> **Goal**: List, from the lines below, each one with "down" in it.

+===+

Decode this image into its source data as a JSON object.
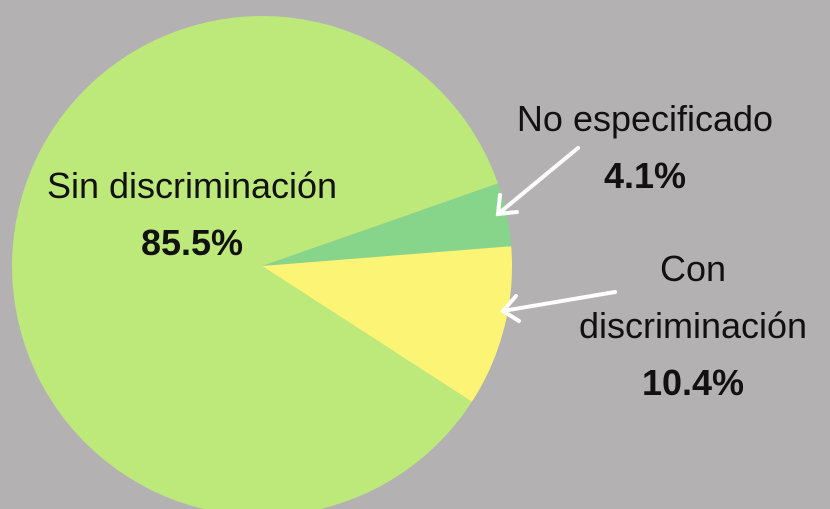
{
  "chart_data": {
    "type": "pie",
    "categories": [
      "No especificado",
      "Con discriminación",
      "Sin discriminación"
    ],
    "values": [
      4.1,
      10.4,
      85.5
    ],
    "value_labels": [
      "4.1%",
      "10.4%",
      "85.5%"
    ],
    "colors": [
      "#86d58a",
      "#fbf474",
      "#bde87a"
    ]
  }
}
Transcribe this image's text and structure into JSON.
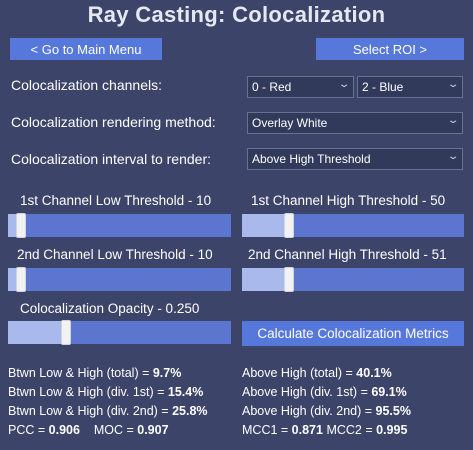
{
  "title": "Ray Casting: Colocalization",
  "buttons": {
    "back": "<  Go to Main Menu",
    "roi": "Select ROI >",
    "calc": "Calculate Colocalization Metrics"
  },
  "rows": {
    "channels_label": "Colocalization channels:",
    "channel1": "0 - Red",
    "channel2": "2 - Blue",
    "method_label": "Colocalization rendering method:",
    "method": "Overlay White",
    "interval_label": "Colocalization interval to render:",
    "interval": "Above High Threshold"
  },
  "sliders": {
    "ch1_low": {
      "label": "1st Channel Low Threshold - 10",
      "value": 10,
      "max": 255
    },
    "ch1_high": {
      "label": "1st Channel High Threshold - 50",
      "value": 50,
      "max": 255
    },
    "ch2_low": {
      "label": "2nd Channel Low Threshold - 10",
      "value": 10,
      "max": 255
    },
    "ch2_high": {
      "label": "2nd Channel High Threshold - 51",
      "value": 51,
      "max": 255
    },
    "opacity": {
      "label": "Colocalization Opacity - 0.250",
      "value": 0.25,
      "max": 1
    }
  },
  "stats": {
    "left": [
      {
        "label": "Btwn Low & High (total) = ",
        "value": "9.7%"
      },
      {
        "label": "Btwn Low & High (div. 1st) = ",
        "value": "15.4%"
      },
      {
        "label": "Btwn Low & High (div. 2nd) = ",
        "value": "25.8%"
      }
    ],
    "right": [
      {
        "label": "Above High (total) = ",
        "value": "40.1%"
      },
      {
        "label": "Above High (div. 1st) = ",
        "value": "69.1%"
      },
      {
        "label": "Above High (div. 2nd) = ",
        "value": "95.5%"
      }
    ],
    "pcc_label": "PCC = ",
    "pcc": "0.906",
    "moc_label": "MOC = ",
    "moc": "0.907",
    "mcc1_label": "MCC1 = ",
    "mcc1": "0.871",
    "mcc2_label": "MCC2 = ",
    "mcc2": "0.995"
  },
  "icons": {
    "dropdown": "chevron-down-icon"
  },
  "colors": {
    "background": "#3c4469",
    "button": "#5678db",
    "track": "#5c76cf",
    "fill": "#aab9ec"
  }
}
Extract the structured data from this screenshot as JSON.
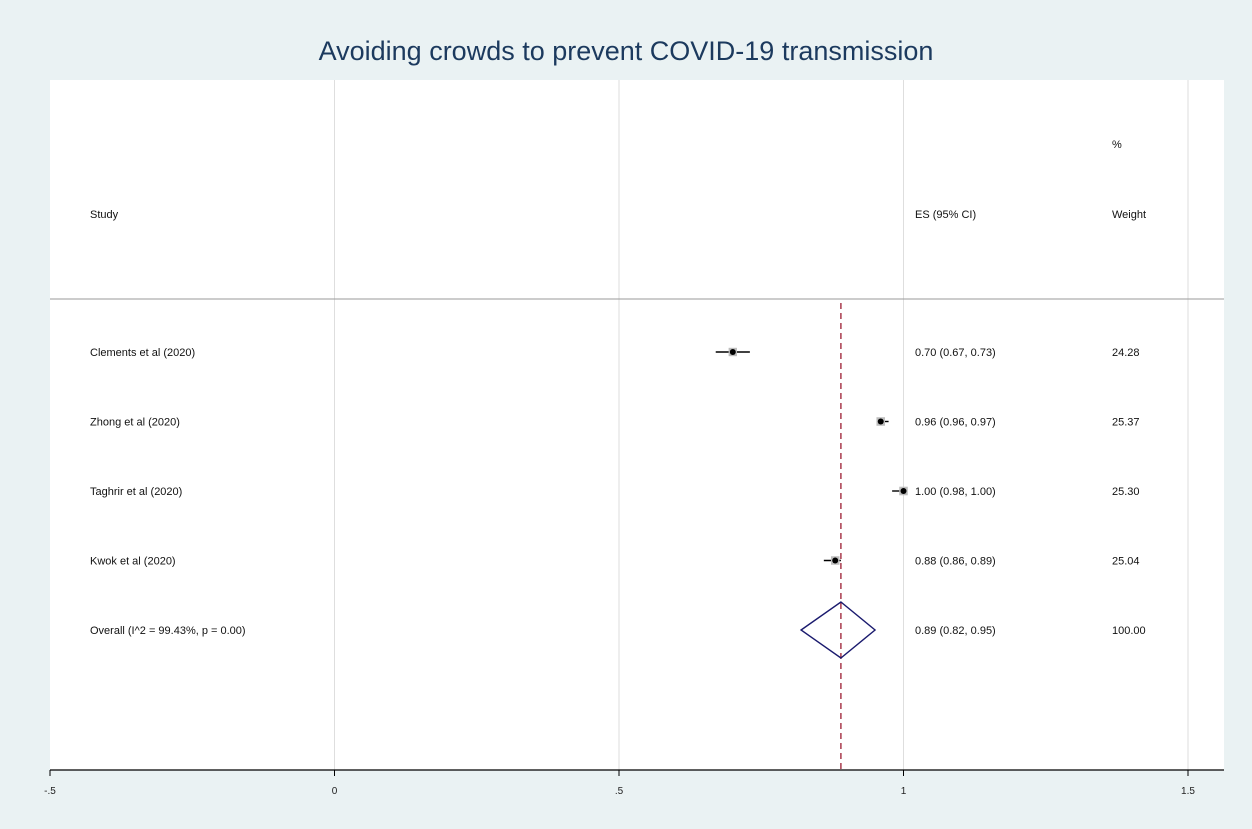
{
  "chart_data": {
    "type": "forest",
    "title": "Avoiding crowds to prevent COVID-19 transmission",
    "headers": {
      "study": "Study",
      "es": "ES (95% CI)",
      "weight_line1": "%",
      "weight_line2": "Weight"
    },
    "studies": [
      {
        "label": "Clements et al (2020)",
        "es": 0.7,
        "lo": 0.67,
        "hi": 0.73,
        "es_text": "0.70 (0.67, 0.73)",
        "weight": 24.28,
        "weight_text": "24.28"
      },
      {
        "label": "Zhong et al (2020)",
        "es": 0.96,
        "lo": 0.96,
        "hi": 0.97,
        "es_text": "0.96 (0.96, 0.97)",
        "weight": 25.37,
        "weight_text": "25.37"
      },
      {
        "label": "Taghrir et al (2020)",
        "es": 1.0,
        "lo": 0.98,
        "hi": 1.0,
        "es_text": "1.00 (0.98, 1.00)",
        "weight": 25.3,
        "weight_text": "25.30"
      },
      {
        "label": "Kwok et al (2020)",
        "es": 0.88,
        "lo": 0.86,
        "hi": 0.89,
        "es_text": "0.88 (0.86, 0.89)",
        "weight": 25.04,
        "weight_text": "25.04"
      }
    ],
    "overall": {
      "label": "Overall  (I^2 = 99.43%, p = 0.00)",
      "es": 0.89,
      "lo": 0.82,
      "hi": 0.95,
      "es_text": "0.89 (0.82, 0.95)",
      "weight_text": "100.00"
    },
    "x_ticks": [
      {
        "value": -0.5,
        "label": "-.5"
      },
      {
        "value": 0,
        "label": "0"
      },
      {
        "value": 0.5,
        "label": ".5"
      },
      {
        "value": 1,
        "label": "1"
      },
      {
        "value": 1.5,
        "label": "1.5"
      }
    ],
    "xlim": [
      -0.5,
      1.5
    ],
    "grid": true,
    "colors": {
      "background": "#eaf2f3",
      "plot_area": "#ffffff",
      "title": "#1c3a5e",
      "diamond": "#1a1a6e",
      "overall_line": "#9b1b30",
      "grid": "#dedede"
    }
  }
}
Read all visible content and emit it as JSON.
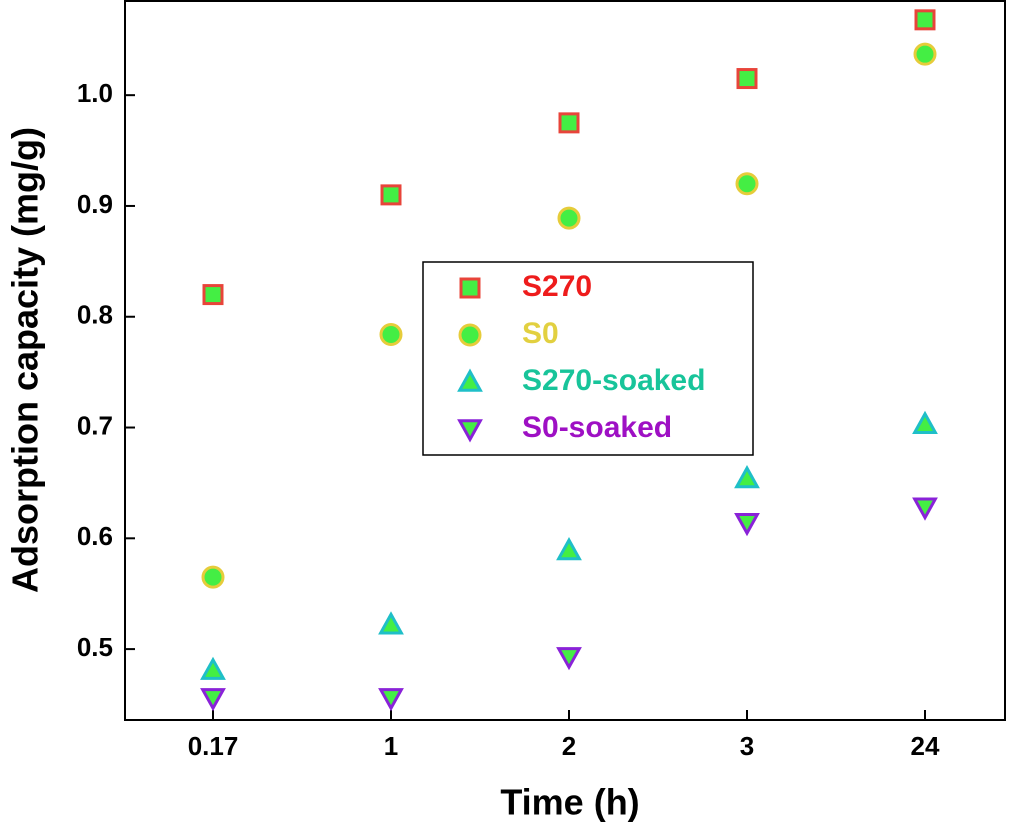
{
  "chart_data": {
    "type": "scatter",
    "x_label": "Time (h)",
    "y_label": "Adsorption capacity (mg/g)",
    "categories": [
      "0.17",
      "1",
      "2",
      "3",
      "24"
    ],
    "ylim": [
      0.436,
      1.085
    ],
    "yticks": [
      0.5,
      0.6,
      0.7,
      0.8,
      0.9,
      {
        "value": 1.0,
        "label": "1.0"
      }
    ],
    "marker_fill": "#44ee44",
    "series": [
      {
        "name": "S270",
        "color": "#e8443a",
        "label_color": "#ee1c1c",
        "marker": "square",
        "values": [
          0.82,
          0.91,
          0.975,
          1.015,
          1.068
        ]
      },
      {
        "name": "S0",
        "color": "#e6cc3a",
        "label_color": "#e2d040",
        "marker": "circle",
        "values": [
          0.565,
          0.784,
          0.889,
          0.92,
          1.037
        ]
      },
      {
        "name": "S270-soaked",
        "color": "#1fbfc8",
        "label_color": "#18c49a",
        "marker": "triangle-up",
        "values": [
          0.481,
          0.522,
          0.589,
          0.654,
          0.703
        ]
      },
      {
        "name": "S0-soaked",
        "color": "#8a22d8",
        "label_color": "#9e10c4",
        "marker": "triangle-down",
        "values": [
          0.456,
          0.456,
          0.493,
          0.614,
          0.628
        ]
      }
    ]
  }
}
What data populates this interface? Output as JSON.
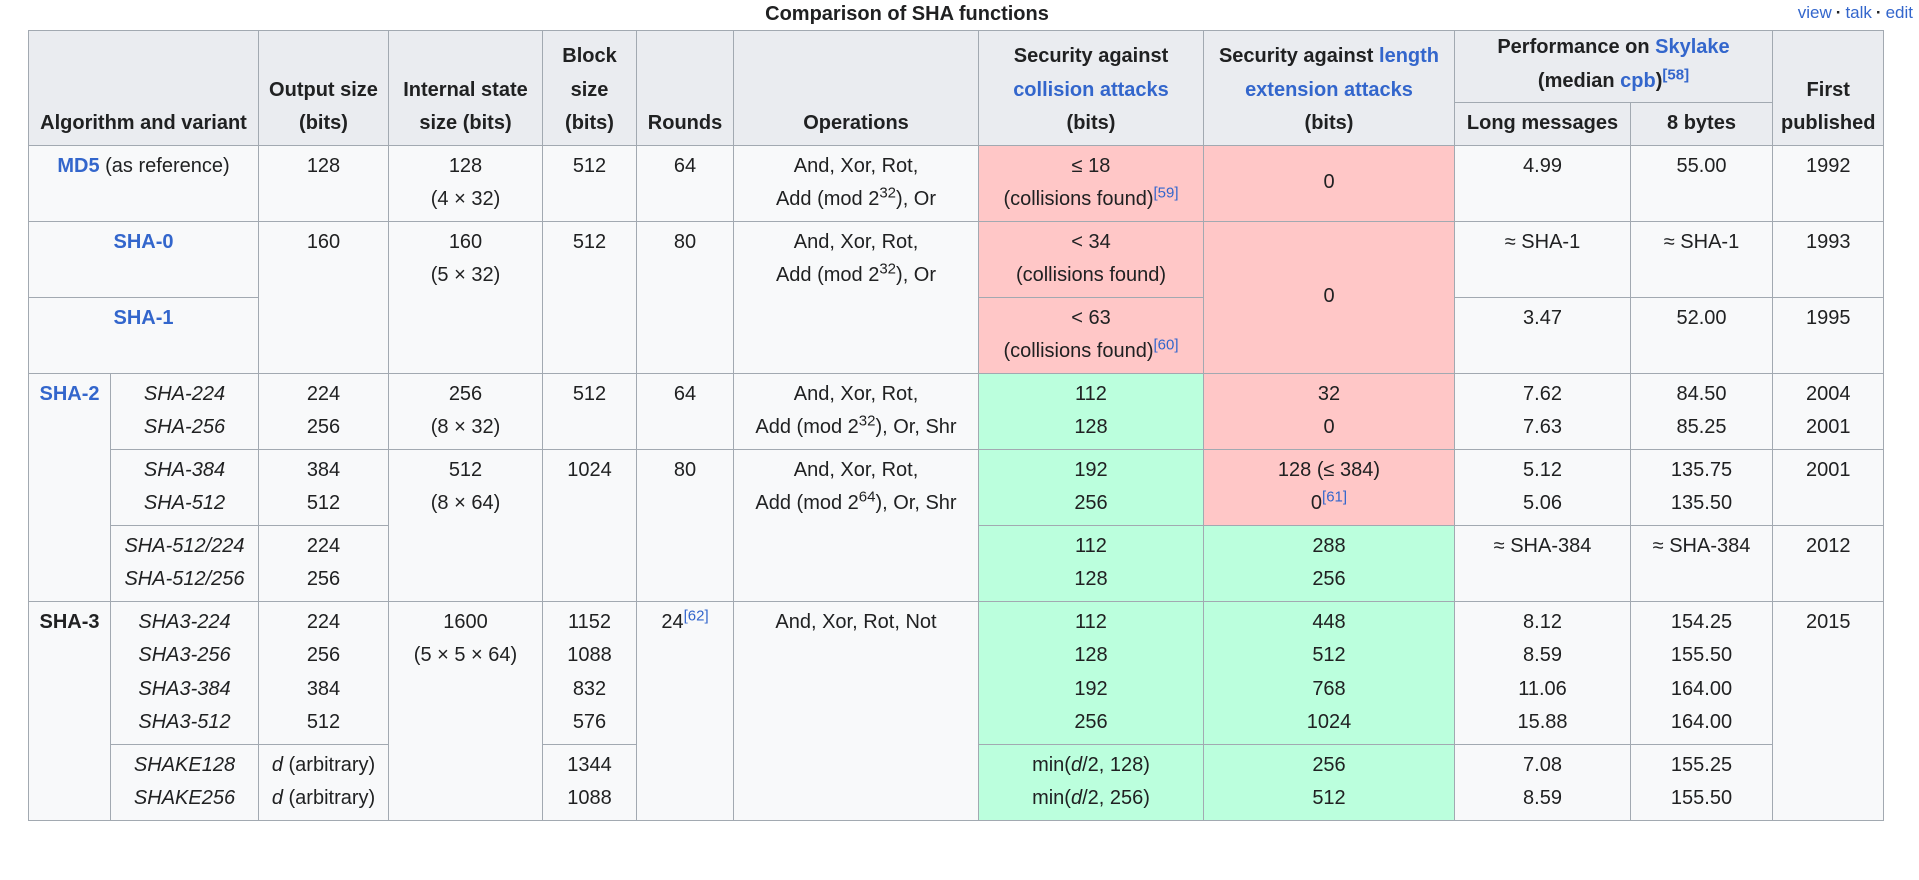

+===+

> **Solved exercise**:
    "dropdown": "chevron-down-icon"
        "marker": "triangle-down",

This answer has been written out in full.